### Problem statement
Give the data below again exactly as it stands. Omit the pictures.

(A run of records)

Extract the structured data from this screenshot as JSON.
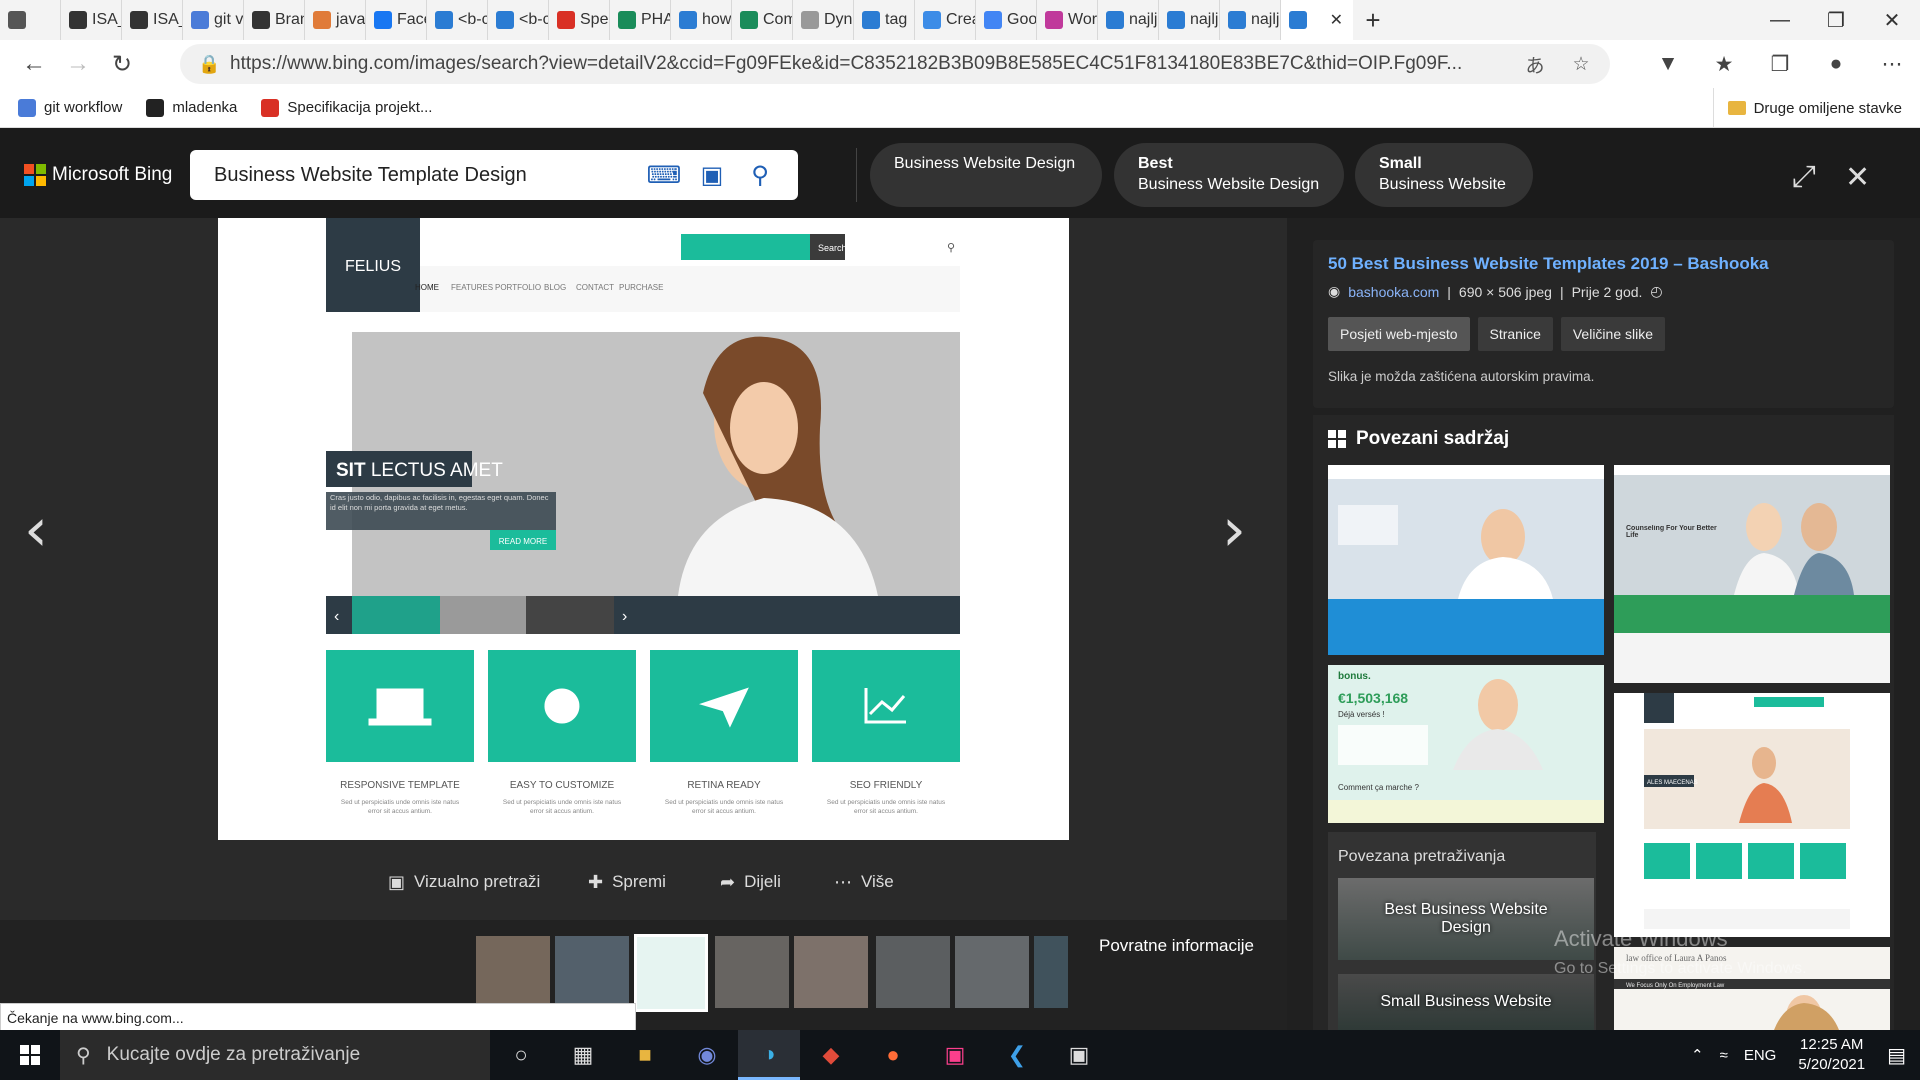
{
  "browser": {
    "tabs": [
      {
        "label": "",
        "icon": "tab-actions-icon",
        "color": "#555555"
      },
      {
        "label": "ISA_",
        "icon": "github-icon",
        "color": "#333333"
      },
      {
        "label": "ISA_",
        "icon": "github-icon",
        "color": "#333333"
      },
      {
        "label": "git v",
        "icon": "docs-icon",
        "color": "#4a7bd8"
      },
      {
        "label": "Bran",
        "icon": "github-icon",
        "color": "#333333"
      },
      {
        "label": "java",
        "icon": "java-icon",
        "color": "#e07b39"
      },
      {
        "label": "Face",
        "icon": "facebook-icon",
        "color": "#1877f2"
      },
      {
        "label": "<b-c",
        "icon": "bing-icon",
        "color": "#2b7cd3"
      },
      {
        "label": "<b-c",
        "icon": "bing-icon",
        "color": "#2b7cd3"
      },
      {
        "label": "Spec",
        "icon": "pdf-icon",
        "color": "#d93025"
      },
      {
        "label": "PHA",
        "icon": "vue-icon",
        "color": "#1a8c5a"
      },
      {
        "label": "how",
        "icon": "bing-icon",
        "color": "#2b7cd3"
      },
      {
        "label": "Com",
        "icon": "vue-icon",
        "color": "#1a8c5a"
      },
      {
        "label": "Dyn",
        "icon": "play-icon",
        "color": "#999999"
      },
      {
        "label": "tag",
        "icon": "bing-icon",
        "color": "#2b7cd3"
      },
      {
        "label": "Crea",
        "icon": "edge-icon",
        "color": "#3c8ce7"
      },
      {
        "label": "Goo",
        "icon": "translate-icon",
        "color": "#4285f4"
      },
      {
        "label": "Wor",
        "icon": "list-icon",
        "color": "#c0399b"
      },
      {
        "label": "najlj",
        "icon": "bing-icon",
        "color": "#2b7cd3"
      },
      {
        "label": "najlj",
        "icon": "bing-icon",
        "color": "#2b7cd3"
      },
      {
        "label": "najlj",
        "icon": "bing-icon",
        "color": "#2b7cd3"
      }
    ],
    "active_tab_close": "✕",
    "new_tab": "+",
    "url": "https://www.bing.com/images/search?view=detailV2&ccid=Fg09FEke&id=C8352182B3B09B8E585EC4C51F8134180E83BE7C&thid=OIP.Fg09F...",
    "bookmarks": [
      {
        "label": "git workflow",
        "icon": "docs-icon",
        "color": "#4a7bd8"
      },
      {
        "label": "mladenka",
        "icon": "github-icon",
        "color": "#222222"
      },
      {
        "label": "Specifikacija projekt...",
        "icon": "pdf-icon",
        "color": "#d93025"
      }
    ],
    "other_bookmarks": "Druge omiljene stavke"
  },
  "bing": {
    "logo_text": "Microsoft Bing",
    "search_value": "Business Website Template Design",
    "suggestions": [
      {
        "bold": "",
        "text": "Business Website Design"
      },
      {
        "bold": "Best",
        "text": "Business Website Design"
      },
      {
        "bold": "Small",
        "text": "Business Website"
      }
    ]
  },
  "viewer": {
    "template": {
      "logo": "FELIUS",
      "search": "Search",
      "nav": [
        "HOME",
        "FEATURES",
        "PORTFOLIO",
        "BLOG",
        "CONTACT",
        "PURCHASE"
      ],
      "hero_title_bold": "SIT",
      "hero_title": "LECTUS AMET",
      "hero_text": "Cras justo odio, dapibus ac facilisis in, egestas eget quam. Donec id elit non mi porta gravida at eget metus.",
      "hero_button": "READ MORE",
      "features": [
        {
          "title": "RESPONSIVE TEMPLATE",
          "icon": "laptop-icon"
        },
        {
          "title": "EASY TO CUSTOMIZE",
          "icon": "gear-icon"
        },
        {
          "title": "RETINA READY",
          "icon": "paper-plane-icon"
        },
        {
          "title": "SEO FRIENDLY",
          "icon": "chart-icon"
        }
      ],
      "feature_text": "Sed ut perspiciatis unde omnis iste natus error sit accus antium.",
      "accent": "#1bbc9b"
    },
    "actions": [
      {
        "label": "Vizualno pretraži",
        "icon": "visual-search-icon"
      },
      {
        "label": "Spremi",
        "icon": "save-icon"
      },
      {
        "label": "Dijeli",
        "icon": "share-icon"
      },
      {
        "label": "Više",
        "icon": "more-icon"
      }
    ],
    "feedback": "Povratne informacije",
    "status": "Čekanje na www.bing.com..."
  },
  "panel": {
    "title": "50 Best Business Website Templates 2019 – Bashooka",
    "source": "bashooka.com",
    "dimensions": "690 × 506 jpeg",
    "age": "Prije 2 god.",
    "buttons": [
      "Posjeti web-mjesto",
      "Stranice",
      "Veličine slike"
    ],
    "copyright": "Slika je možda zaštićena autorskim pravima.",
    "related_heading": "Povezani sadržaj",
    "related_search_heading": "Povezana pretraživanja",
    "related_searches": [
      "Best Business Website Design",
      "Small Business Website"
    ],
    "thumb_texts": {
      "counseling": "Counseling For Your Better Life",
      "bonus_brand": "bonus.",
      "bonus_counter": "€1,503,168",
      "bonus_sub": "Déjà versés !",
      "bonus_q": "Comment ça marche ?",
      "law": "law office of Laura A Panos",
      "law_sub": "We Focus Only On Employment Law",
      "ales": "ALES MAECENAS"
    }
  },
  "watermark": {
    "line1": "Activate Windows",
    "line2": "Go to Settings to activate Windows."
  },
  "taskbar": {
    "search_placeholder": "Kucajte ovdje za pretraživanje",
    "lang": "ENG",
    "time": "12:25 AM",
    "date": "5/20/2021"
  }
}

### Solution
Extract the structured data from this screenshot as JSON.
{
  "browser": {
    "tabs": [
      {
        "label": "",
        "icon": "tab-actions-icon",
        "color": "#555555"
      },
      {
        "label": "ISA_",
        "icon": "github-icon",
        "color": "#333333"
      },
      {
        "label": "ISA_",
        "icon": "github-icon",
        "color": "#333333"
      },
      {
        "label": "git v",
        "icon": "docs-icon",
        "color": "#4a7bd8"
      },
      {
        "label": "Bran",
        "icon": "github-icon",
        "color": "#333333"
      },
      {
        "label": "java",
        "icon": "java-icon",
        "color": "#e07b39"
      },
      {
        "label": "Face",
        "icon": "facebook-icon",
        "color": "#1877f2"
      },
      {
        "label": "<b-c",
        "icon": "bing-icon",
        "color": "#2b7cd3"
      },
      {
        "label": "<b-c",
        "icon": "bing-icon",
        "color": "#2b7cd3"
      },
      {
        "label": "Spec",
        "icon": "pdf-icon",
        "color": "#d93025"
      },
      {
        "label": "PHA",
        "icon": "vue-icon",
        "color": "#1a8c5a"
      },
      {
        "label": "how",
        "icon": "bing-icon",
        "color": "#2b7cd3"
      },
      {
        "label": "Com",
        "icon": "vue-icon",
        "color": "#1a8c5a"
      },
      {
        "label": "Dyn",
        "icon": "play-icon",
        "color": "#999999"
      },
      {
        "label": "tag",
        "icon": "bing-icon",
        "color": "#2b7cd3"
      },
      {
        "label": "Crea",
        "icon": "edge-icon",
        "color": "#3c8ce7"
      },
      {
        "label": "Goo",
        "icon": "translate-icon",
        "color": "#4285f4"
      },
      {
        "label": "Wor",
        "icon": "list-icon",
        "color": "#c0399b"
      },
      {
        "label": "najlj",
        "icon": "bing-icon",
        "color": "#2b7cd3"
      },
      {
        "label": "najlj",
        "icon": "bing-icon",
        "color": "#2b7cd3"
      },
      {
        "label": "najlj",
        "icon": "bing-icon",
        "color": "#2b7cd3"
      }
    ],
    "active_tab_close": "✕",
    "new_tab": "+",
    "url": "https://www.bing.com/images/search?view=detailV2&ccid=Fg09FEke&id=C8352182B3B09B8E585EC4C51F8134180E83BE7C&thid=OIP.Fg09F...",
    "bookmarks": [
      {
        "label": "git workflow",
        "icon": "docs-icon",
        "color": "#4a7bd8"
      },
      {
        "label": "mladenka",
        "icon": "github-icon",
        "color": "#222222"
      },
      {
        "label": "Specifikacija projekt...",
        "icon": "pdf-icon",
        "color": "#d93025"
      }
    ],
    "other_bookmarks": "Druge omiljene stavke"
  },
  "bing": {
    "logo_text": "Microsoft Bing",
    "search_value": "Business Website Template Design",
    "suggestions": [
      {
        "bold": "",
        "text": "Business Website Design"
      },
      {
        "bold": "Best",
        "text": "Business Website Design"
      },
      {
        "bold": "Small",
        "text": "Business Website"
      }
    ]
  },
  "viewer": {
    "template": {
      "logo": "FELIUS",
      "search": "Search",
      "nav": [
        "HOME",
        "FEATURES",
        "PORTFOLIO",
        "BLOG",
        "CONTACT",
        "PURCHASE"
      ],
      "hero_title_bold": "SIT",
      "hero_title": "LECTUS AMET",
      "hero_text": "Cras justo odio, dapibus ac facilisis in, egestas eget quam. Donec id elit non mi porta gravida at eget metus.",
      "hero_button": "READ MORE",
      "features": [
        {
          "title": "RESPONSIVE TEMPLATE",
          "icon": "laptop-icon"
        },
        {
          "title": "EASY TO CUSTOMIZE",
          "icon": "gear-icon"
        },
        {
          "title": "RETINA READY",
          "icon": "paper-plane-icon"
        },
        {
          "title": "SEO FRIENDLY",
          "icon": "chart-icon"
        }
      ],
      "feature_text": "Sed ut perspiciatis unde omnis iste natus error sit accus antium.",
      "accent": "#1bbc9b"
    },
    "actions": [
      {
        "label": "Vizualno pretraži",
        "icon": "visual-search-icon"
      },
      {
        "label": "Spremi",
        "icon": "save-icon"
      },
      {
        "label": "Dijeli",
        "icon": "share-icon"
      },
      {
        "label": "Više",
        "icon": "more-icon"
      }
    ],
    "feedback": "Povratne informacije",
    "status": "Čekanje na www.bing.com..."
  },
  "panel": {
    "title": "50 Best Business Website Templates 2019 – Bashooka",
    "source": "bashooka.com",
    "dimensions": "690 × 506 jpeg",
    "age": "Prije 2 god.",
    "buttons": [
      "Posjeti web-mjesto",
      "Stranice",
      "Veličine slike"
    ],
    "copyright": "Slika je možda zaštićena autorskim pravima.",
    "related_heading": "Povezani sadržaj",
    "related_search_heading": "Povezana pretraživanja",
    "related_searches": [
      "Best Business Website Design",
      "Small Business Website"
    ],
    "thumb_texts": {
      "counseling": "Counseling For Your Better Life",
      "bonus_brand": "bonus.",
      "bonus_counter": "€1,503,168",
      "bonus_sub": "Déjà versés !",
      "bonus_q": "Comment ça marche ?",
      "law": "law office of Laura A Panos",
      "law_sub": "We Focus Only On Employment Law",
      "ales": "ALES MAECENAS"
    }
  },
  "watermark": {
    "line1": "Activate Windows",
    "line2": "Go to Settings to activate Windows."
  },
  "taskbar": {
    "search_placeholder": "Kucajte ovdje za pretraživanje",
    "lang": "ENG",
    "time": "12:25 AM",
    "date": "5/20/2021"
  }
}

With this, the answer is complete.